- Your task:
How many lines in the entries below include the string "الراية"? Answer with the number only.

- Provided records:
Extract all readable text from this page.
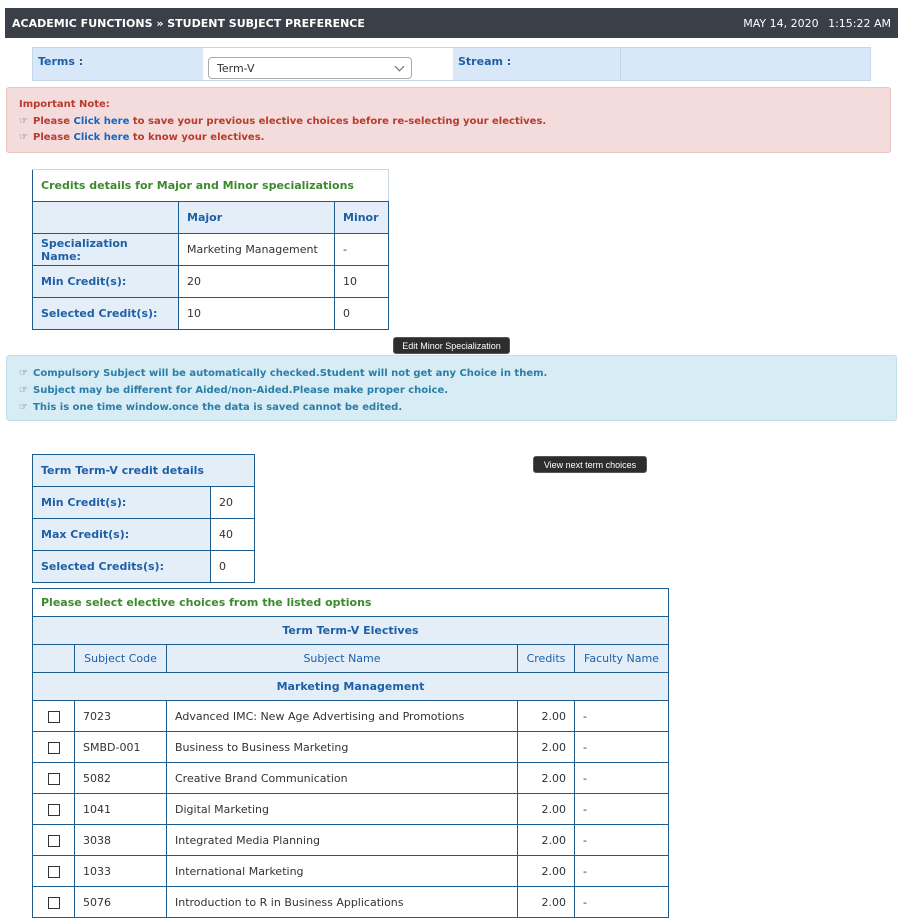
ACADEMIC FUNCTIONS » STUDENT SUBJECT PREFERENCE	MAY 14, 2020 1:15:22 AM
Terms :	Term-V	Stream :
Important Note:
☞ Please Click here to save your previous elective choices before re-selecting your electives.
☞ Please Click here to know your electives.
Credits details for Major and Minor specializations		
	Major	Minor
Specialization Name:	Marketing Management	-
Min Credit(s):	20	10
Selected Credit(s):	10	0
Edit Minor Specialization
☞ Compulsory Subject will be automatically checked.Student will not get any Choice in them.
☞ Subject may be different for Aided/non-Aided.Please make proper choice.
☞ This is one time window.once the data is saved cannot be edited.
Term Term-V credit details	
Min Credit(s):	20
Max Credit(s):	40
Selected Credits(s):	0
View next term choices
Please select elective choices from the listed options				
Term Term-V Electives				
	Subject Code	Subject Name	Credits	Faculty Name
Marketing Management				
	7023	Advanced IMC: New Age Advertising and Promotions	2.00	-
	SMBD-001	Business to Business Marketing	2.00	-
	5082	Creative Brand Communication	2.00	-
	1041	Digital Marketing	2.00	-
	3038	Integrated Media Planning	2.00	-
	1033	International Marketing	2.00	-
	5076	Introduction to R in Business Applications	2.00	-
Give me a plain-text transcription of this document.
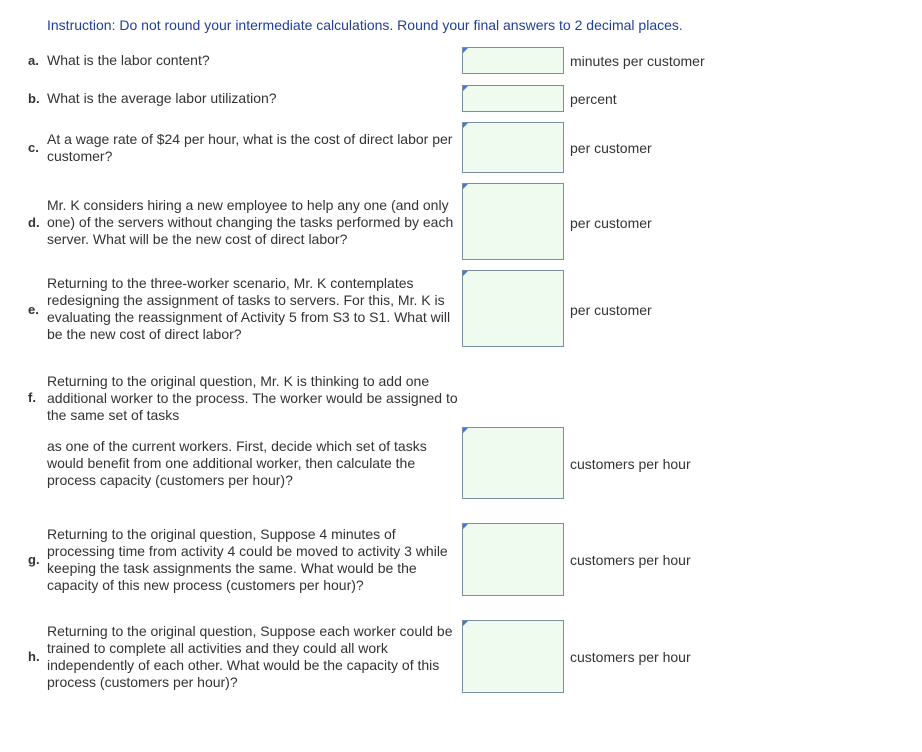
Instruction: Do not round your intermediate calculations. Round your final answers to 2 decimal places.
a. What is the labor content?	minutes per customer
b. What is the average labor utilization?	percent
c.
At a wage rate of $24 per hour, what is the cost of direct labor per customer?	per customer
d.
Mr. K considers hiring a new employee to help any one (and only one) of the servers without changing the tasks performed by each server. What will be the new cost of direct labor?
per customer
e.
Returning to the three-worker scenario, Mr. K contemplates redesigning the assignment of tasks to servers. For this, Mr. K is evaluating the reassignment of Activity 5 from S3 to S1. What will be the new cost of direct labor?
per customer
f.
Returning to the original question, Mr. K is thinking to add one additional worker to the process. The worker would be assigned to the same set of tasks
as one of the current workers. First, decide which set of tasks would benefit from one additional worker, then calculate the process capacity (customers per hour)?
customers per hour
g.
Returning to the original question, Suppose 4 minutes of processing time from activity 4 could be moved to activity 3 while keeping the task assignments the same. What would be the capacity of this new process (customers per hour)?
customers per hour
h.
Returning to the original question, Suppose each worker could be trained to complete all activities and they could all work independently of each other. What would be the capacity of this process (customers per hour)?
customers per hour
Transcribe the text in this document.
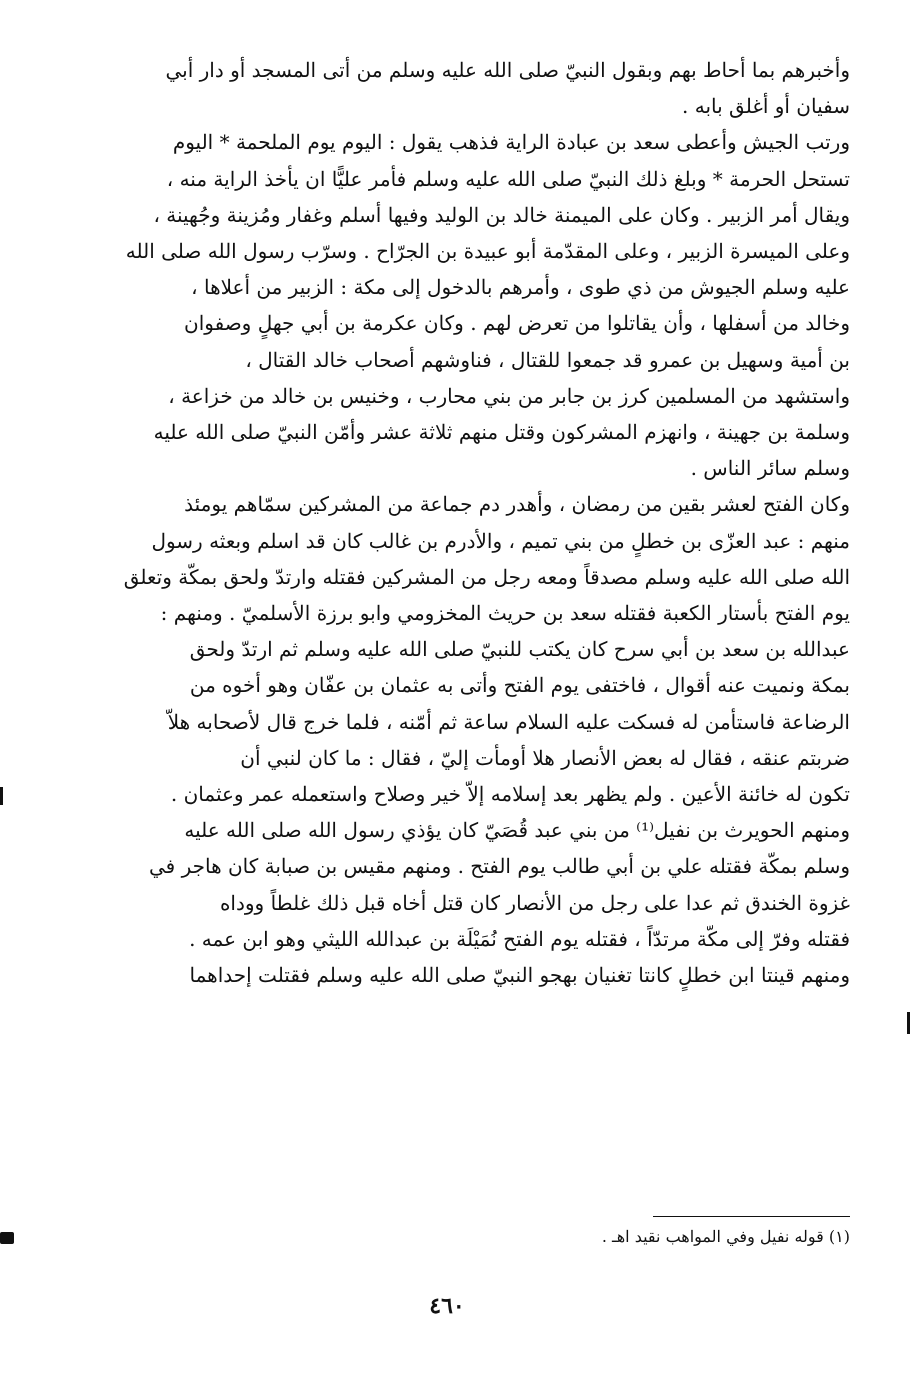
وأخبرهم بما أحاط بهم وبقول النبيّ صلى الله عليه وسلم من أتى المسجد أو دار أبي
سفيان أو أغلق بابه .
ورتب الجيش وأعطى سعد بن عبادة الراية فذهب يقول : اليوم يوم الملحمة * اليوم
تستحل الحرمة * وبلغ ذلك النبيّ صلى الله عليه وسلم فأمر عليًّا ان يأخذ الراية منه ،
ويقال أمر الزبير . وكان على الميمنة خالد بن الوليد وفيها أسلم وغفار ومُزينة وجُهينة ،
وعلى الميسرة الزبير ، وعلى المقدّمة أبو عبيدة بن الجرّاح . وسرّب رسول الله صلى الله
عليه وسلم الجيوش من ذي طوى ، وأمرهم بالدخول إلى مكة : الزبير من أعلاها ،
وخالد من أسفلها ، وأن يقاتلوا من تعرض لهم . وكان عكرمة بن أبي جهلٍ وصفوان
بن أمية وسهيل بن عمرو قد جمعوا للقتال ، فناوشهم أصحاب خالد القتال ،
واستشهد من المسلمين كرز بن جابر من بني محارب ، وخنيس بن خالد من خزاعة ،
وسلمة بن جهينة ، وانهزم المشركون وقتل منهم ثلاثة عشر وأمّن النبيّ صلى الله عليه
وسلم سائر الناس .
وكان الفتح لعشر بقين من رمضان ، وأهدر دم جماعة من المشركين سمّاهم يومئذ
منهم : عبد العزّى بن خطلٍ من بني تميم ، والأدرم بن غالب كان قد اسلم وبعثه رسول
الله صلى الله عليه وسلم مصدقاً ومعه رجل من المشركين فقتله وارتدّ ولحق بمكّة وتعلق
يوم الفتح بأستار الكعبة فقتله سعد بن حريث المخزومي وابو برزة الأسلميّ . ومنهم :
عبدالله بن سعد بن أبي سرح كان يكتب للنبيّ صلى الله عليه وسلم ثم ارتدّ ولحق
بمكة ونميت عنه أقوال ، فاختفى يوم الفتح وأتى به عثمان بن عفّان وهو أخوه من
الرضاعة فاستأمن له فسكت عليه السلام ساعة ثم أمّنه ، فلما خرج قال لأصحابه هلاّ
ضربتم عنقه ، فقال له بعض الأنصار هلا أومأت إليّ ، فقال : ما كان لنبي أن
تكون له خائنة الأعين . ولم يظهر بعد إسلامه إلاّ خير وصلاح واستعمله عمر وعثمان .
ومنهم الحويرث بن نفيل⁽¹⁾ من بني عبد قُصَيّ كان يؤذي رسول الله صلى الله عليه
وسلم بمكّة فقتله علي بن أبي طالب يوم الفتح . ومنهم مقيس بن صبابة كان هاجر في
غزوة الخندق ثم عدا على رجل من الأنصار كان قتل أخاه قبل ذلك غلطاً ووداه
فقتله وفرّ إلى مكّة مرتدّاً ، فقتله يوم الفتح نُمَيْلَة بن عبدالله الليثي وهو ابن عمه .
ومنهم قينتا ابن خطلٍ كانتا تغنيان بهجو النبيّ صلى الله عليه وسلم فقتلت إحداهما
(١) قوله نفيل وفي المواهب نقيد اهـ .
٤٦٠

- Reply to the task:
2